◆ **INPUT ROWS**
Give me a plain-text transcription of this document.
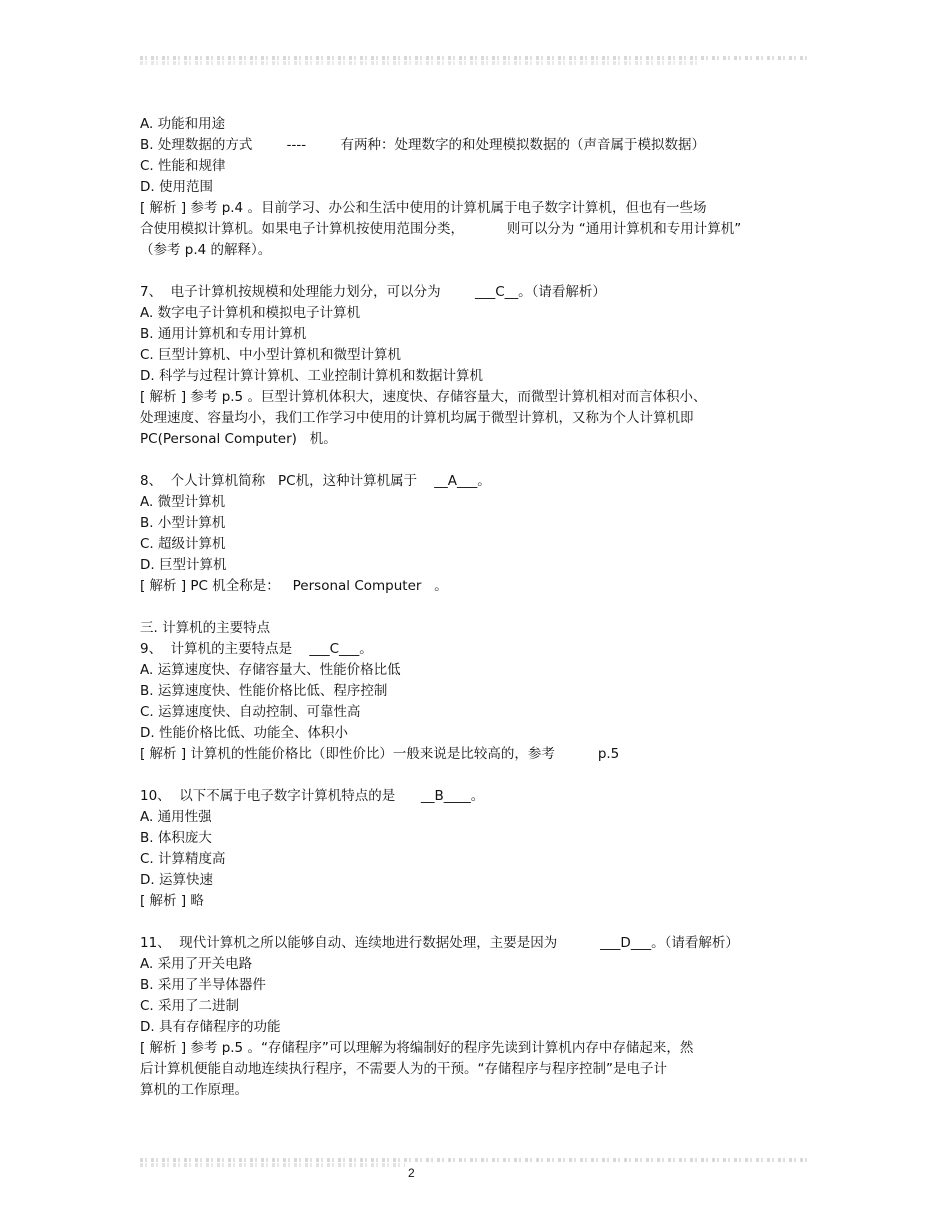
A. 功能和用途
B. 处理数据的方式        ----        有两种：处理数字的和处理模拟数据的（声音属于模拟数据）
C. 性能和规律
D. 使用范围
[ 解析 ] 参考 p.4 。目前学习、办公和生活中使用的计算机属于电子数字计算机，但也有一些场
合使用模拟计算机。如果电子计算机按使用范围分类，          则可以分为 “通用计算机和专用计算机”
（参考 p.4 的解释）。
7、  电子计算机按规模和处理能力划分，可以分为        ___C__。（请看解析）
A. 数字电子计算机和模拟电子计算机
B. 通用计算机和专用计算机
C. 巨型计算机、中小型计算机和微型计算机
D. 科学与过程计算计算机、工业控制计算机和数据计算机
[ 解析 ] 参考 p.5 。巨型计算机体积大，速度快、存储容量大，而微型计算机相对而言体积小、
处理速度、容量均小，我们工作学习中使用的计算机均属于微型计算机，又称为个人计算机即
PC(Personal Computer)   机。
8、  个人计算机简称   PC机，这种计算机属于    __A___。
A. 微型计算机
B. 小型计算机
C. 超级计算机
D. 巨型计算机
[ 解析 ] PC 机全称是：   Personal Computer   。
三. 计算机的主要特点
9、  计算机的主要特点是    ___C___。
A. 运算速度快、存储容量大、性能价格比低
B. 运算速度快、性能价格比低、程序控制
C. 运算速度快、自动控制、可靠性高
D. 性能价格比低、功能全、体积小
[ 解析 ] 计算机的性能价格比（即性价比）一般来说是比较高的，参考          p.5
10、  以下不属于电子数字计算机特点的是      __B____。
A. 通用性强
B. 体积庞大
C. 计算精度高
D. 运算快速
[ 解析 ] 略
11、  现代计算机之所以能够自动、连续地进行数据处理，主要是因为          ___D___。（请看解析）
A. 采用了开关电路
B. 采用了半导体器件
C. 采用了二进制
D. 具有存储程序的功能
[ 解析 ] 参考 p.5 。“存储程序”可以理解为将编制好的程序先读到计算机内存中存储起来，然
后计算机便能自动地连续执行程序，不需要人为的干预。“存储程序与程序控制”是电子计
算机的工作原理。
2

* * *

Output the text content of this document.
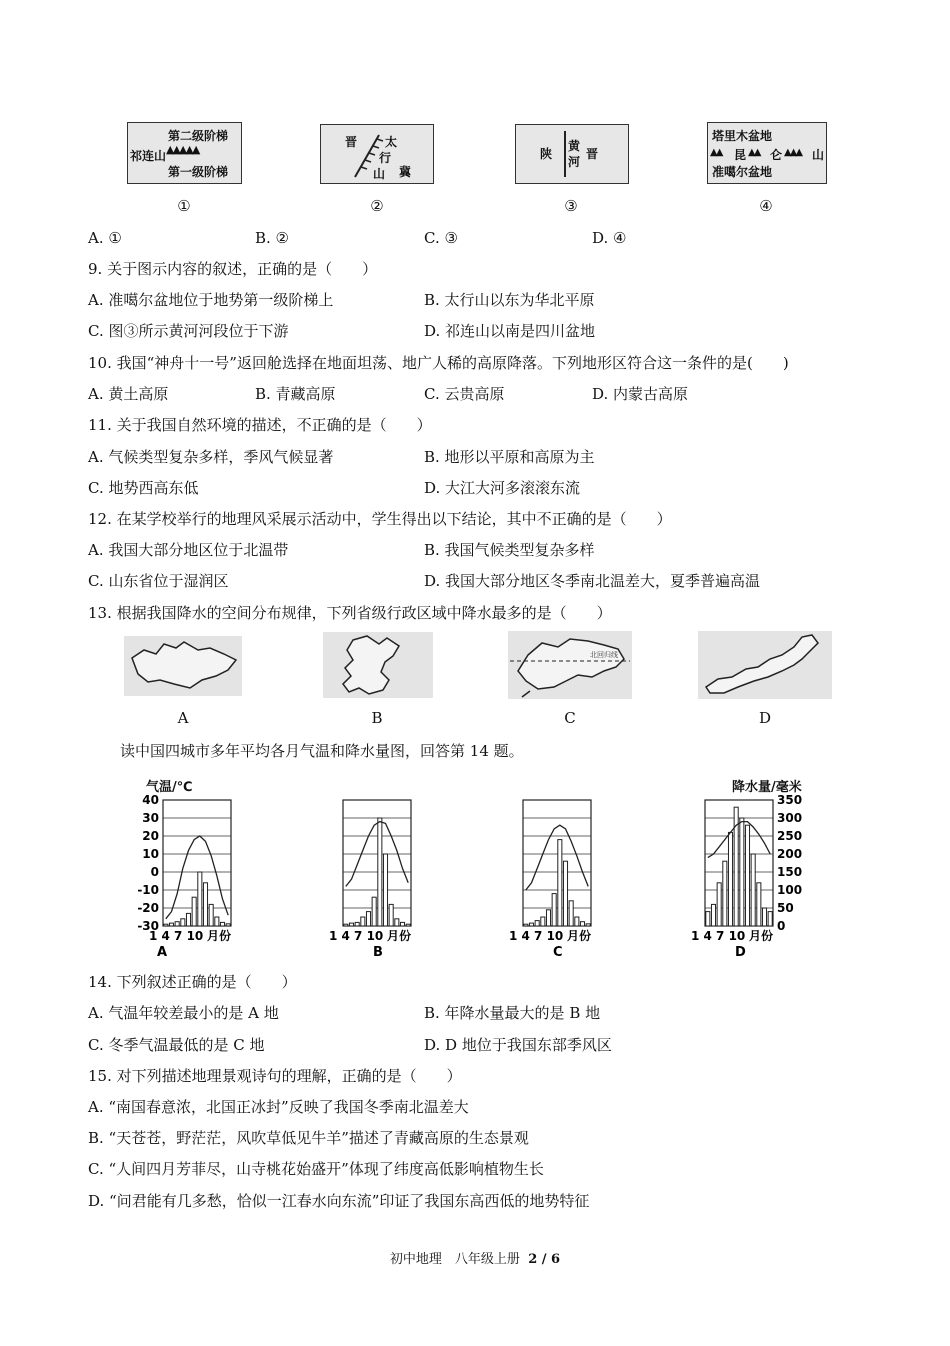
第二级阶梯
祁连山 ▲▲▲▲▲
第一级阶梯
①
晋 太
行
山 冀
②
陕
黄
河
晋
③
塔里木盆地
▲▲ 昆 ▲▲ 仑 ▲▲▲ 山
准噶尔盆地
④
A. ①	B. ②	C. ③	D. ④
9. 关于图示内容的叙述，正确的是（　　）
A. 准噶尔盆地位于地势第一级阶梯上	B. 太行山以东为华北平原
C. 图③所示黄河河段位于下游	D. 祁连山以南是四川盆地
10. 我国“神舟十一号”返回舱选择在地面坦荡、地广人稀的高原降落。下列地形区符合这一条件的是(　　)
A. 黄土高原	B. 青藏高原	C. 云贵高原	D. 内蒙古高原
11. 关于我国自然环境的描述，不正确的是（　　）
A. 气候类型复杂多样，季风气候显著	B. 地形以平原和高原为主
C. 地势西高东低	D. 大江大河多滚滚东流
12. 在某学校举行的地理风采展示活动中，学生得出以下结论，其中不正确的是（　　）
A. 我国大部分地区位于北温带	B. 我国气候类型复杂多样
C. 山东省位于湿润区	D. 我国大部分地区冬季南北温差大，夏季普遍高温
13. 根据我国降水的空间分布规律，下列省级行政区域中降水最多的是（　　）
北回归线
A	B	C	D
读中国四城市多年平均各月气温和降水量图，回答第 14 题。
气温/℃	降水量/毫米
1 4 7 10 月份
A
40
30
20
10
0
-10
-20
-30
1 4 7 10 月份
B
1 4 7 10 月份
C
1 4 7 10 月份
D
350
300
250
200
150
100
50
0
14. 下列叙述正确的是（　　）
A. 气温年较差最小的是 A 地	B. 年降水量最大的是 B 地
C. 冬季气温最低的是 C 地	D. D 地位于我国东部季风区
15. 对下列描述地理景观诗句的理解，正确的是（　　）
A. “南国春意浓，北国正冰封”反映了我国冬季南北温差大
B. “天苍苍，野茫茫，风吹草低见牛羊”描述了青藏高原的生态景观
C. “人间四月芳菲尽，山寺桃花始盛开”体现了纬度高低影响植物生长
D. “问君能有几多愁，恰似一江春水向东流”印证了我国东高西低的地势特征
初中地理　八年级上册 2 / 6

◆ **INSTRUCTION**
Determine how many lines in the listing above hold the string "运算速度快", then write only the number.

◆ **EXPECTED ANSWER**
3